Copy all lines in which the word "color" can be found.
····················
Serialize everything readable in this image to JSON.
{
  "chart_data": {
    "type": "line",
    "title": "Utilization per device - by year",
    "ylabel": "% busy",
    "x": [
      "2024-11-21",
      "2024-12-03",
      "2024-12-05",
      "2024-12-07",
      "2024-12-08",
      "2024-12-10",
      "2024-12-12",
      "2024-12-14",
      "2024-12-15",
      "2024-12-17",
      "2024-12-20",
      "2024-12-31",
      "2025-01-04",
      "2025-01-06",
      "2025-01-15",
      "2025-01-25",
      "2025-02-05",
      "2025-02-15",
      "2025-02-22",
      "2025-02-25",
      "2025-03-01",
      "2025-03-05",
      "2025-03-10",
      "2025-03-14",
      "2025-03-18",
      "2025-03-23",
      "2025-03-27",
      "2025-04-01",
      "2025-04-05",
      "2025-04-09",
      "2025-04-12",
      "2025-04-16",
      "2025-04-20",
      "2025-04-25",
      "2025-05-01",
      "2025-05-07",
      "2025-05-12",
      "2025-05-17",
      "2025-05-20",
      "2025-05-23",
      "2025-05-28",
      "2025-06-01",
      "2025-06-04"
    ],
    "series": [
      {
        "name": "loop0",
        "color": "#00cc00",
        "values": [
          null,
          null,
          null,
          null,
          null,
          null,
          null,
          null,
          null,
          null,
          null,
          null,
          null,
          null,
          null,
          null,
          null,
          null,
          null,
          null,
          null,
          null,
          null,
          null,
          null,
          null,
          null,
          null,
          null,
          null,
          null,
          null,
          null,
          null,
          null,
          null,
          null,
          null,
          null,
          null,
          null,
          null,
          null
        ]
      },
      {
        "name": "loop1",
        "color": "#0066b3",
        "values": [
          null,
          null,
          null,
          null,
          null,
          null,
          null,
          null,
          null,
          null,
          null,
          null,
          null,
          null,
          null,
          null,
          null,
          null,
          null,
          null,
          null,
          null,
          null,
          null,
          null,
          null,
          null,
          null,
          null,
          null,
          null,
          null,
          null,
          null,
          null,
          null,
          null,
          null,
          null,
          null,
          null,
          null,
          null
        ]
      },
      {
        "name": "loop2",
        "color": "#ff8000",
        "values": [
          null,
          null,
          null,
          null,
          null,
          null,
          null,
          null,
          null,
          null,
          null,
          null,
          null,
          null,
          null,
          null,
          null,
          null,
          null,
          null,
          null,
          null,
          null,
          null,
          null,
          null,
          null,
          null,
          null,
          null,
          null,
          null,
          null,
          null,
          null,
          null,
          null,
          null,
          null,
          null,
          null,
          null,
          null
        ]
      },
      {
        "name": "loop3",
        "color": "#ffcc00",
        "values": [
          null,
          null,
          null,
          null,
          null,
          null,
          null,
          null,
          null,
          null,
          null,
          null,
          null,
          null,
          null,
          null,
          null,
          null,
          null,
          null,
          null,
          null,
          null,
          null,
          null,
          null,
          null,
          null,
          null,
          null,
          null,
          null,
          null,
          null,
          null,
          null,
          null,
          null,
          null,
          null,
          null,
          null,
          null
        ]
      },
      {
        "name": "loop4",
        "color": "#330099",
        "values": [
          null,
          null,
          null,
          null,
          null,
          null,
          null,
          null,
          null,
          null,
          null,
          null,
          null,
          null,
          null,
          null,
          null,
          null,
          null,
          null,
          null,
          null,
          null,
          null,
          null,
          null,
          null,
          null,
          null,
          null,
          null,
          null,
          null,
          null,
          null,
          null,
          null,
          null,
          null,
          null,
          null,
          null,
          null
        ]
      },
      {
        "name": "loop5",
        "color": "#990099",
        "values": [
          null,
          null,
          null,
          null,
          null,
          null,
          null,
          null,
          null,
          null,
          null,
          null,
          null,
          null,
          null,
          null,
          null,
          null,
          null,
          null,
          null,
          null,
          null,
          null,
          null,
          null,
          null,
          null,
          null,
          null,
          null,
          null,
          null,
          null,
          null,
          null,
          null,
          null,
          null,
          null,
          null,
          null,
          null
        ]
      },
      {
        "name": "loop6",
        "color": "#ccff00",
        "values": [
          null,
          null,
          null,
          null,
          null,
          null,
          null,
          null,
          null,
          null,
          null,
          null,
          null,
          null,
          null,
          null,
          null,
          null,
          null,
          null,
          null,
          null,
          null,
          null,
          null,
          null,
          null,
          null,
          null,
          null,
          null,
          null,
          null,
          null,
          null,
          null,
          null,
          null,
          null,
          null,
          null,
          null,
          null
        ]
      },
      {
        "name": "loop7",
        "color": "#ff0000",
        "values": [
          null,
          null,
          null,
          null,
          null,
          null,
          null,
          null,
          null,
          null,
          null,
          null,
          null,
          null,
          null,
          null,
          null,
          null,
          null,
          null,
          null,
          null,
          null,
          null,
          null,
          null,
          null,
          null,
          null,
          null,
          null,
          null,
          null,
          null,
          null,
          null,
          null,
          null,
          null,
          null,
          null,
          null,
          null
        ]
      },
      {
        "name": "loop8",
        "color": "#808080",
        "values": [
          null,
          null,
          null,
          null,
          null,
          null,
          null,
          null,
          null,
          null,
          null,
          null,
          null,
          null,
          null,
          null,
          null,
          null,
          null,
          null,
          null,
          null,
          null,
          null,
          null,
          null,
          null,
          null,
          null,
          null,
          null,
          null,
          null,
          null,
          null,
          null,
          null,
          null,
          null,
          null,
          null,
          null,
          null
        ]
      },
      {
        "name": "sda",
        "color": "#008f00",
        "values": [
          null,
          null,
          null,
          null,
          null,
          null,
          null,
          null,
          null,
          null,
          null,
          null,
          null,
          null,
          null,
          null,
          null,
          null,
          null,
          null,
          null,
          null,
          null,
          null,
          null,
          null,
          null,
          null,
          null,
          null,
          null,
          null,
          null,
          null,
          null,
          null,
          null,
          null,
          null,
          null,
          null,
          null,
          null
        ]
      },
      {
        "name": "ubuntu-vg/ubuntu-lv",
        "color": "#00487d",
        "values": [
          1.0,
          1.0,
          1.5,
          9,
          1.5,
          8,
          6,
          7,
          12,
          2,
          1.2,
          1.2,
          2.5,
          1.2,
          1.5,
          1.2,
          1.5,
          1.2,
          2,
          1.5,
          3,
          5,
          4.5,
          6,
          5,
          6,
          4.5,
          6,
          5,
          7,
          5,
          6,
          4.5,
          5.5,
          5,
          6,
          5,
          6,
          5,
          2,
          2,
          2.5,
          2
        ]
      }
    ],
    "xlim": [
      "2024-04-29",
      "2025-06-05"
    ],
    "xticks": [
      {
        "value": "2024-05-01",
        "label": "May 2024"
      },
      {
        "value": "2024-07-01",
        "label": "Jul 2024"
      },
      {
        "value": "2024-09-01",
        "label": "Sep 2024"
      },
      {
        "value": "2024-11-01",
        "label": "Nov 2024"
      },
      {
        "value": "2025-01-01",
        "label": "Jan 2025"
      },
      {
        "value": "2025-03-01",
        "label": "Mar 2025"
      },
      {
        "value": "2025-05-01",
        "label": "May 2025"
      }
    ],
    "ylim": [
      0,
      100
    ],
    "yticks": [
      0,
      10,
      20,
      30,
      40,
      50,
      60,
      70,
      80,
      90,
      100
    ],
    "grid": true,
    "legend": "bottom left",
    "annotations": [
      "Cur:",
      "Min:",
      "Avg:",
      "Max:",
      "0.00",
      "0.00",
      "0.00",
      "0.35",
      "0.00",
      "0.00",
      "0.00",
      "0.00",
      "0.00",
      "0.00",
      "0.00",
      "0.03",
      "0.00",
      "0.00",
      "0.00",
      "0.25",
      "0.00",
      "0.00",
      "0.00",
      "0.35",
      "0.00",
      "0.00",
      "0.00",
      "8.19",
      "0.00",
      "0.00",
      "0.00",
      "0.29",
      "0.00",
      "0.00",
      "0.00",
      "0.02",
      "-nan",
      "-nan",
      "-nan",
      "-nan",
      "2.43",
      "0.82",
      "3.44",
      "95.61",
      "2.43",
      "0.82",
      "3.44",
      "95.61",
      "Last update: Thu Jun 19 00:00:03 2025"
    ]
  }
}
····················
**EXERCISE OUTPUT:**
        "color": "#00cc00",
        "color": "#0066b3",
        "color": "#ff8000",
        "color": "#ffcc00",
        "color": "#330099",
        "color": "#990099",
        "color": "#ccff00",
        "color": "#ff0000",
        "color": "#808080",
        "color": "#008f00",
        "color": "#00487d",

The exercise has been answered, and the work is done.